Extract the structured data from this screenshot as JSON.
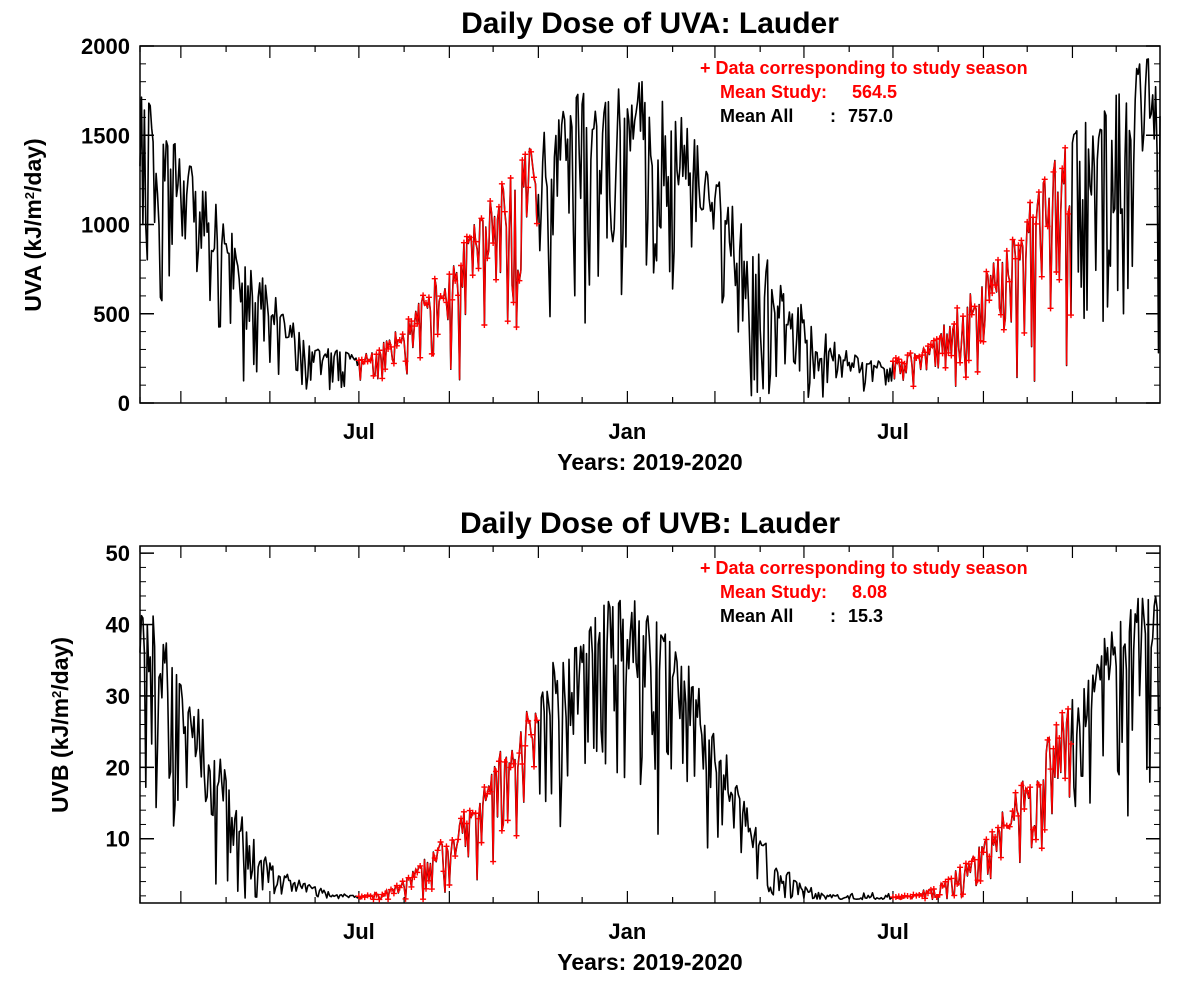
{
  "chart_data": [
    {
      "type": "line",
      "title": "Daily Dose of UVA: Lauder",
      "xlabel": "Years: 2019-2020",
      "ylabel": {
        "prefix": "UVA (kJ/m",
        "sup": "2",
        "suffix": "/day)"
      },
      "x_range": [
        "2019-02-01",
        "2020-12-31"
      ],
      "ylim": [
        0,
        2000
      ],
      "y_ticks": [
        0,
        500,
        1000,
        1500,
        2000
      ],
      "x_ticks": [
        {
          "date": "2019-07-01",
          "label": "Jul"
        },
        {
          "date": "2020-01-01",
          "label": "Jan"
        },
        {
          "date": "2020-07-01",
          "label": "Jul"
        }
      ],
      "legend": {
        "placement": "top-right",
        "study_label": "+ Data corresponding to study season",
        "mean_study_label": "Mean Study:",
        "mean_study_value": "564.5",
        "mean_all_label": "Mean All",
        "mean_all_sep": ":",
        "mean_all_value": "757.0"
      },
      "colors": {
        "all": "#000000",
        "study": "#ff0000"
      },
      "study_seasons": [
        [
          "2019-07-01",
          "2019-10-31"
        ],
        [
          "2020-07-01",
          "2020-10-31"
        ]
      ],
      "series": [
        {
          "name": "All",
          "x": [
            "2019-02-01",
            "2019-02-15",
            "2019-03-01",
            "2019-03-15",
            "2019-04-01",
            "2019-04-15",
            "2019-05-01",
            "2019-05-15",
            "2019-06-01",
            "2019-06-15",
            "2019-07-01",
            "2019-07-15",
            "2019-08-01",
            "2019-08-15",
            "2019-09-01",
            "2019-09-15",
            "2019-10-01",
            "2019-10-15",
            "2019-11-01",
            "2019-11-15",
            "2019-12-01",
            "2019-12-15",
            "2020-01-01",
            "2020-01-15",
            "2020-02-01",
            "2020-02-15",
            "2020-03-01",
            "2020-03-15",
            "2020-04-01",
            "2020-04-15",
            "2020-05-01",
            "2020-05-15",
            "2020-06-01",
            "2020-06-15",
            "2020-07-01",
            "2020-07-15",
            "2020-08-01",
            "2020-08-15",
            "2020-09-01",
            "2020-09-15",
            "2020-10-01",
            "2020-10-15",
            "2020-11-01",
            "2020-11-15",
            "2020-12-01",
            "2020-12-15",
            "2020-12-31"
          ],
          "y": [
            1500,
            1350,
            1200,
            1050,
            850,
            700,
            500,
            400,
            300,
            250,
            230,
            280,
            380,
            500,
            650,
            800,
            950,
            1100,
            1250,
            1400,
            1500,
            1550,
            1550,
            1500,
            1400,
            1250,
            1100,
            900,
            700,
            550,
            400,
            300,
            230,
            200,
            210,
            250,
            330,
            450,
            600,
            750,
            900,
            1050,
            1200,
            1350,
            1450,
            1550,
            1600
          ],
          "amplitude": [
            400,
            400,
            350,
            350,
            300,
            250,
            200,
            150,
            100,
            80,
            60,
            70,
            100,
            180,
            250,
            300,
            350,
            350,
            400,
            400,
            450,
            450,
            450,
            450,
            450,
            400,
            400,
            350,
            300,
            250,
            200,
            150,
            80,
            60,
            60,
            70,
            100,
            150,
            200,
            300,
            350,
            400,
            450,
            500,
            550,
            550,
            600
          ]
        }
      ]
    },
    {
      "type": "line",
      "title": "Daily Dose of UVB: Lauder",
      "xlabel": "Years: 2019-2020",
      "ylabel": {
        "prefix": "UVB (kJ/m",
        "sup": "2",
        "suffix": "/day)"
      },
      "x_range": [
        "2019-02-01",
        "2020-12-31"
      ],
      "ylim": [
        1,
        51
      ],
      "y_ticks": [
        10,
        20,
        30,
        40,
        50
      ],
      "x_ticks": [
        {
          "date": "2019-07-01",
          "label": "Jul"
        },
        {
          "date": "2020-01-01",
          "label": "Jan"
        },
        {
          "date": "2020-07-01",
          "label": "Jul"
        }
      ],
      "legend": {
        "placement": "top-right",
        "study_label": "+ Data corresponding to study season",
        "mean_study_label": "Mean Study:",
        "mean_study_value": "8.08",
        "mean_all_label": "Mean All",
        "mean_all_sep": ":",
        "mean_all_value": "15.3"
      },
      "colors": {
        "all": "#000000",
        "study": "#ff0000"
      },
      "study_seasons": [
        [
          "2019-07-01",
          "2019-10-31"
        ],
        [
          "2020-07-01",
          "2020-10-31"
        ]
      ],
      "series": [
        {
          "name": "All",
          "x": [
            "2019-02-01",
            "2019-02-15",
            "2019-03-01",
            "2019-03-15",
            "2019-04-01",
            "2019-04-15",
            "2019-05-01",
            "2019-05-15",
            "2019-06-01",
            "2019-06-15",
            "2019-07-01",
            "2019-07-15",
            "2019-08-01",
            "2019-08-15",
            "2019-09-01",
            "2019-09-15",
            "2019-10-01",
            "2019-10-15",
            "2019-11-01",
            "2019-11-15",
            "2019-12-01",
            "2019-12-15",
            "2020-01-01",
            "2020-01-15",
            "2020-02-01",
            "2020-02-15",
            "2020-03-01",
            "2020-03-15",
            "2020-04-01",
            "2020-04-15",
            "2020-05-01",
            "2020-05-15",
            "2020-06-01",
            "2020-06-15",
            "2020-07-01",
            "2020-07-15",
            "2020-08-01",
            "2020-08-15",
            "2020-09-01",
            "2020-09-15",
            "2020-10-01",
            "2020-10-15",
            "2020-11-01",
            "2020-11-15",
            "2020-12-01",
            "2020-12-15",
            "2020-12-31"
          ],
          "y": [
            38,
            33,
            28,
            22,
            16,
            10,
            6,
            4,
            3,
            2,
            1.8,
            2.2,
            3.5,
            6,
            9,
            13,
            17,
            22,
            27,
            31,
            35,
            37,
            38,
            36,
            33,
            28,
            22,
            15,
            9,
            5,
            3,
            2,
            1.6,
            1.5,
            1.6,
            2,
            3,
            5,
            8,
            12,
            16,
            21,
            26,
            31,
            35,
            37,
            39
          ],
          "amplitude": [
            10,
            10,
            9,
            8,
            6,
            4,
            2,
            1,
            0.6,
            0.4,
            0.3,
            0.5,
            1,
            2,
            3,
            4,
            5,
            6,
            7,
            8,
            9,
            9,
            10,
            10,
            9,
            8,
            7,
            5,
            3,
            2,
            1,
            0.5,
            0.3,
            0.3,
            0.3,
            0.5,
            1,
            1.5,
            2.5,
            3.5,
            4.5,
            6,
            7,
            8,
            9,
            10,
            11
          ]
        }
      ]
    }
  ]
}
+++
__Task goal__
Reproduce every entry word for word, but omit the pictures.

__Task output__
Extract the structured data from this screenshot as JSON.
{
  "chart_data": [
    {
      "type": "line",
      "title": "Daily Dose of UVA: Lauder",
      "xlabel": "Years: 2019-2020",
      "ylabel": {
        "prefix": "UVA (kJ/m",
        "sup": "2",
        "suffix": "/day)"
      },
      "x_range": [
        "2019-02-01",
        "2020-12-31"
      ],
      "ylim": [
        0,
        2000
      ],
      "y_ticks": [
        0,
        500,
        1000,
        1500,
        2000
      ],
      "x_ticks": [
        {
          "date": "2019-07-01",
          "label": "Jul"
        },
        {
          "date": "2020-01-01",
          "label": "Jan"
        },
        {
          "date": "2020-07-01",
          "label": "Jul"
        }
      ],
      "legend": {
        "placement": "top-right",
        "study_label": "+ Data corresponding to study season",
        "mean_study_label": "Mean Study:",
        "mean_study_value": "564.5",
        "mean_all_label": "Mean All",
        "mean_all_sep": ":",
        "mean_all_value": "757.0"
      },
      "colors": {
        "all": "#000000",
        "study": "#ff0000"
      },
      "study_seasons": [
        [
          "2019-07-01",
          "2019-10-31"
        ],
        [
          "2020-07-01",
          "2020-10-31"
        ]
      ],
      "series": [
        {
          "name": "All",
          "x": [
            "2019-02-01",
            "2019-02-15",
            "2019-03-01",
            "2019-03-15",
            "2019-04-01",
            "2019-04-15",
            "2019-05-01",
            "2019-05-15",
            "2019-06-01",
            "2019-06-15",
            "2019-07-01",
            "2019-07-15",
            "2019-08-01",
            "2019-08-15",
            "2019-09-01",
            "2019-09-15",
            "2019-10-01",
            "2019-10-15",
            "2019-11-01",
            "2019-11-15",
            "2019-12-01",
            "2019-12-15",
            "2020-01-01",
            "2020-01-15",
            "2020-02-01",
            "2020-02-15",
            "2020-03-01",
            "2020-03-15",
            "2020-04-01",
            "2020-04-15",
            "2020-05-01",
            "2020-05-15",
            "2020-06-01",
            "2020-06-15",
            "2020-07-01",
            "2020-07-15",
            "2020-08-01",
            "2020-08-15",
            "2020-09-01",
            "2020-09-15",
            "2020-10-01",
            "2020-10-15",
            "2020-11-01",
            "2020-11-15",
            "2020-12-01",
            "2020-12-15",
            "2020-12-31"
          ],
          "y": [
            1500,
            1350,
            1200,
            1050,
            850,
            700,
            500,
            400,
            300,
            250,
            230,
            280,
            380,
            500,
            650,
            800,
            950,
            1100,
            1250,
            1400,
            1500,
            1550,
            1550,
            1500,
            1400,
            1250,
            1100,
            900,
            700,
            550,
            400,
            300,
            230,
            200,
            210,
            250,
            330,
            450,
            600,
            750,
            900,
            1050,
            1200,
            1350,
            1450,
            1550,
            1600
          ],
          "amplitude": [
            400,
            400,
            350,
            350,
            300,
            250,
            200,
            150,
            100,
            80,
            60,
            70,
            100,
            180,
            250,
            300,
            350,
            350,
            400,
            400,
            450,
            450,
            450,
            450,
            450,
            400,
            400,
            350,
            300,
            250,
            200,
            150,
            80,
            60,
            60,
            70,
            100,
            150,
            200,
            300,
            350,
            400,
            450,
            500,
            550,
            550,
            600
          ]
        }
      ]
    },
    {
      "type": "line",
      "title": "Daily Dose of UVB: Lauder",
      "xlabel": "Years: 2019-2020",
      "ylabel": {
        "prefix": "UVB (kJ/m",
        "sup": "2",
        "suffix": "/day)"
      },
      "x_range": [
        "2019-02-01",
        "2020-12-31"
      ],
      "ylim": [
        1,
        51
      ],
      "y_ticks": [
        10,
        20,
        30,
        40,
        50
      ],
      "x_ticks": [
        {
          "date": "2019-07-01",
          "label": "Jul"
        },
        {
          "date": "2020-01-01",
          "label": "Jan"
        },
        {
          "date": "2020-07-01",
          "label": "Jul"
        }
      ],
      "legend": {
        "placement": "top-right",
        "study_label": "+ Data corresponding to study season",
        "mean_study_label": "Mean Study:",
        "mean_study_value": "8.08",
        "mean_all_label": "Mean All",
        "mean_all_sep": ":",
        "mean_all_value": "15.3"
      },
      "colors": {
        "all": "#000000",
        "study": "#ff0000"
      },
      "study_seasons": [
        [
          "2019-07-01",
          "2019-10-31"
        ],
        [
          "2020-07-01",
          "2020-10-31"
        ]
      ],
      "series": [
        {
          "name": "All",
          "x": [
            "2019-02-01",
            "2019-02-15",
            "2019-03-01",
            "2019-03-15",
            "2019-04-01",
            "2019-04-15",
            "2019-05-01",
            "2019-05-15",
            "2019-06-01",
            "2019-06-15",
            "2019-07-01",
            "2019-07-15",
            "2019-08-01",
            "2019-08-15",
            "2019-09-01",
            "2019-09-15",
            "2019-10-01",
            "2019-10-15",
            "2019-11-01",
            "2019-11-15",
            "2019-12-01",
            "2019-12-15",
            "2020-01-01",
            "2020-01-15",
            "2020-02-01",
            "2020-02-15",
            "2020-03-01",
            "2020-03-15",
            "2020-04-01",
            "2020-04-15",
            "2020-05-01",
            "2020-05-15",
            "2020-06-01",
            "2020-06-15",
            "2020-07-01",
            "2020-07-15",
            "2020-08-01",
            "2020-08-15",
            "2020-09-01",
            "2020-09-15",
            "2020-10-01",
            "2020-10-15",
            "2020-11-01",
            "2020-11-15",
            "2020-12-01",
            "2020-12-15",
            "2020-12-31"
          ],
          "y": [
            38,
            33,
            28,
            22,
            16,
            10,
            6,
            4,
            3,
            2,
            1.8,
            2.2,
            3.5,
            6,
            9,
            13,
            17,
            22,
            27,
            31,
            35,
            37,
            38,
            36,
            33,
            28,
            22,
            15,
            9,
            5,
            3,
            2,
            1.6,
            1.5,
            1.6,
            2,
            3,
            5,
            8,
            12,
            16,
            21,
            26,
            31,
            35,
            37,
            39
          ],
          "amplitude": [
            10,
            10,
            9,
            8,
            6,
            4,
            2,
            1,
            0.6,
            0.4,
            0.3,
            0.5,
            1,
            2,
            3,
            4,
            5,
            6,
            7,
            8,
            9,
            9,
            10,
            10,
            9,
            8,
            7,
            5,
            3,
            2,
            1,
            0.5,
            0.3,
            0.3,
            0.3,
            0.5,
            1,
            1.5,
            2.5,
            3.5,
            4.5,
            6,
            7,
            8,
            9,
            10,
            11
          ]
        }
      ]
    }
  ]
}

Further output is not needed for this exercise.